### Data to process
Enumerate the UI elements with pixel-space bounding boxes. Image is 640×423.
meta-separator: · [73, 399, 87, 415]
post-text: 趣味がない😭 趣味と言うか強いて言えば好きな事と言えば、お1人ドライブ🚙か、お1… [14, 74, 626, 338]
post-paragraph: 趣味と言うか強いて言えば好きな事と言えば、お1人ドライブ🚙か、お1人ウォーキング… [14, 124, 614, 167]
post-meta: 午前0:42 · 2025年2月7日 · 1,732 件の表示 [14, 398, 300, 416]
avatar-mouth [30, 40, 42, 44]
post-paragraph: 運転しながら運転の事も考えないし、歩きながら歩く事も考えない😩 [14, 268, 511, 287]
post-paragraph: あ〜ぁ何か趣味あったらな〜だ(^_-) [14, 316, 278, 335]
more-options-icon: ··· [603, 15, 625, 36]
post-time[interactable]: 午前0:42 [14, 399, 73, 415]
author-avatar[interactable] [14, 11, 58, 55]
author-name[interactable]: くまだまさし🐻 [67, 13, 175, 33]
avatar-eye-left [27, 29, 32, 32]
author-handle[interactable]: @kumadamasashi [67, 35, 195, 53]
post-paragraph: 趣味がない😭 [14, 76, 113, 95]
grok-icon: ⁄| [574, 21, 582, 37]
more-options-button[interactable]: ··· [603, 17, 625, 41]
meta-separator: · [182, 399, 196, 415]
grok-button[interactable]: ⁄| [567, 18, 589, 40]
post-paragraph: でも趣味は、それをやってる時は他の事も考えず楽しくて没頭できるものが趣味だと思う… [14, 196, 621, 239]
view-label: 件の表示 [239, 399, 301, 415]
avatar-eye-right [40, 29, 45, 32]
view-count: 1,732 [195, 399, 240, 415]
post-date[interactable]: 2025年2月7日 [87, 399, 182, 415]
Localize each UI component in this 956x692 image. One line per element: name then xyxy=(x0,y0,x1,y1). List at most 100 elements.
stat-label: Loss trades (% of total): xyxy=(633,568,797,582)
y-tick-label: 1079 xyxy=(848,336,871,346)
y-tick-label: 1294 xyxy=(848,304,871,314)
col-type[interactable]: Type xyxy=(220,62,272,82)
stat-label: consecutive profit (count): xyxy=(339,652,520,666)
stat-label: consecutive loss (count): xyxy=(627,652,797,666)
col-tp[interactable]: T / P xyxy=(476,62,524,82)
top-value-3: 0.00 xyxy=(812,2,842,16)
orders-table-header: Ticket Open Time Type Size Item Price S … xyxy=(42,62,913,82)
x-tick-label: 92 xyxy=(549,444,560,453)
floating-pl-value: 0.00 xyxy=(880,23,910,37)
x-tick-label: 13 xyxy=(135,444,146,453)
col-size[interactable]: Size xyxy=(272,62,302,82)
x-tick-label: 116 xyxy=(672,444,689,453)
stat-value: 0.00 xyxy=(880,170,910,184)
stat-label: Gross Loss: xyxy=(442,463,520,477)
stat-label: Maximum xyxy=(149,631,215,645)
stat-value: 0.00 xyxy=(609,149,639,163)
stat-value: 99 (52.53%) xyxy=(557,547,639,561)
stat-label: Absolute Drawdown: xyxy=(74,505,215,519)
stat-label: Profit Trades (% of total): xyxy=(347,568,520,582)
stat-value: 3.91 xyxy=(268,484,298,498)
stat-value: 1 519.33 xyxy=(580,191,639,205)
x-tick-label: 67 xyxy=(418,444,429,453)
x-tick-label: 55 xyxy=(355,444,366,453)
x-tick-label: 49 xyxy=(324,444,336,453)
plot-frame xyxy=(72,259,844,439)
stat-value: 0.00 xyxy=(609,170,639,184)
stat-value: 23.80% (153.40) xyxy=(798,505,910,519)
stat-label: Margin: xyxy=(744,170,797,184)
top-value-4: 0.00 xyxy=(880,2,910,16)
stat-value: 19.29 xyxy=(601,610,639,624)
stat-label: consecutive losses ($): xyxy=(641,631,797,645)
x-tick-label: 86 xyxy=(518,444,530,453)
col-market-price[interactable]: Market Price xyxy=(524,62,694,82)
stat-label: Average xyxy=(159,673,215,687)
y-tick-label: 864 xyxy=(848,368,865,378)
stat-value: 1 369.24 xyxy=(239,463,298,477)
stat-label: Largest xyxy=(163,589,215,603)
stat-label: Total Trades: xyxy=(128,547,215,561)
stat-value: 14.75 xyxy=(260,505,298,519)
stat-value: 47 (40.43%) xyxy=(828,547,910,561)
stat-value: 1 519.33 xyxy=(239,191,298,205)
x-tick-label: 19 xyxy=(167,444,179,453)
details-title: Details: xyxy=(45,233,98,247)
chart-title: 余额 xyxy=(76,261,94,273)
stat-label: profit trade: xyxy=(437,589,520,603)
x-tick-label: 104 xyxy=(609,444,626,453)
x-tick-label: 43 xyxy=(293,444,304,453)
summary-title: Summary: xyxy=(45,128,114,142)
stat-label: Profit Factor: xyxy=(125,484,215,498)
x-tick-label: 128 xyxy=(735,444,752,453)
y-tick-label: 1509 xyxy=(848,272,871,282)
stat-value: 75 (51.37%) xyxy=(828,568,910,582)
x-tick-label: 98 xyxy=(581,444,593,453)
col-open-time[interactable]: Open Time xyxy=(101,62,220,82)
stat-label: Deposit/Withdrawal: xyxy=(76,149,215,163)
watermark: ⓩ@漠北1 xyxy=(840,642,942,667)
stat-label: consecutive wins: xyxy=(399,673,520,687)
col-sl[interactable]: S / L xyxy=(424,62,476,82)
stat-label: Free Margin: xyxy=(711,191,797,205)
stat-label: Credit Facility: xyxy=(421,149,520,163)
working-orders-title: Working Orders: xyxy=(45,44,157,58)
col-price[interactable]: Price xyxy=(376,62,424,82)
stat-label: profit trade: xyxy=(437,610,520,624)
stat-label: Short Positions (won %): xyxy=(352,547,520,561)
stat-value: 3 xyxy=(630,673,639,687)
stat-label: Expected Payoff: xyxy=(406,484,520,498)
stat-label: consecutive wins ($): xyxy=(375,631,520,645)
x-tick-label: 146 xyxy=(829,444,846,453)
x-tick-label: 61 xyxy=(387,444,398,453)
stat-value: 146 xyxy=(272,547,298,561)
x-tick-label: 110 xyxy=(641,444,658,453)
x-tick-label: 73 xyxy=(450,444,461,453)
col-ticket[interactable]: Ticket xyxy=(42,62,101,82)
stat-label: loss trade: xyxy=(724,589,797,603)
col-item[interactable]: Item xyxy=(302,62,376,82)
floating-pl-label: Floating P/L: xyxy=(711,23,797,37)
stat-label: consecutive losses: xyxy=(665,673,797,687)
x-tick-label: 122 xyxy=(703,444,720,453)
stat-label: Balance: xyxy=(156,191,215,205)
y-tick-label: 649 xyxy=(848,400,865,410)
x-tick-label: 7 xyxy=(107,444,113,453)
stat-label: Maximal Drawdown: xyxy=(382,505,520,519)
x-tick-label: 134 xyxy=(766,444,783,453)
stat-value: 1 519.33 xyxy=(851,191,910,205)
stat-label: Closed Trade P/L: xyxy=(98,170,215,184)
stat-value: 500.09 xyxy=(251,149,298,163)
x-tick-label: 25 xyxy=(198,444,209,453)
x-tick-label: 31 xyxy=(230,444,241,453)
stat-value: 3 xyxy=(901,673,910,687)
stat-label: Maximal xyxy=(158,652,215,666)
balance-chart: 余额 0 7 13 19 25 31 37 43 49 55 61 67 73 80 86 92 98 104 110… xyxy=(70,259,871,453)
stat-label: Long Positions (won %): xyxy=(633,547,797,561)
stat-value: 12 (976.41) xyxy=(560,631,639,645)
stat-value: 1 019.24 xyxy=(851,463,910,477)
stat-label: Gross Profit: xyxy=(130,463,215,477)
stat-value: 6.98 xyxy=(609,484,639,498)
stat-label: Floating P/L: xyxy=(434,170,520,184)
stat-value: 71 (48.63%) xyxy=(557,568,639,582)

### Work required
Please copy the listing from its first line through the line containing "post-meta: 午前0:42 ·", renaming "meta-separator" to "dot-separator" and leaving everything else unchanged.

### Solution for this task
Enumerate the UI elements with pixel-space bounding boxes. Image is 640×423.
dot-separator: · [73, 399, 87, 415]
post-text: 趣味がない😭 趣味と言うか強いて言えば好きな事と言えば、お1人ドライブ🚙か、お1… [14, 74, 626, 338]
post-paragraph: 趣味と言うか強いて言えば好きな事と言えば、お1人ドライブ🚙か、お1人ウォーキング… [14, 124, 614, 167]
post-meta: 午前0:42 · 2025年2月7日 · 1,732 件の表示 [14, 398, 300, 416]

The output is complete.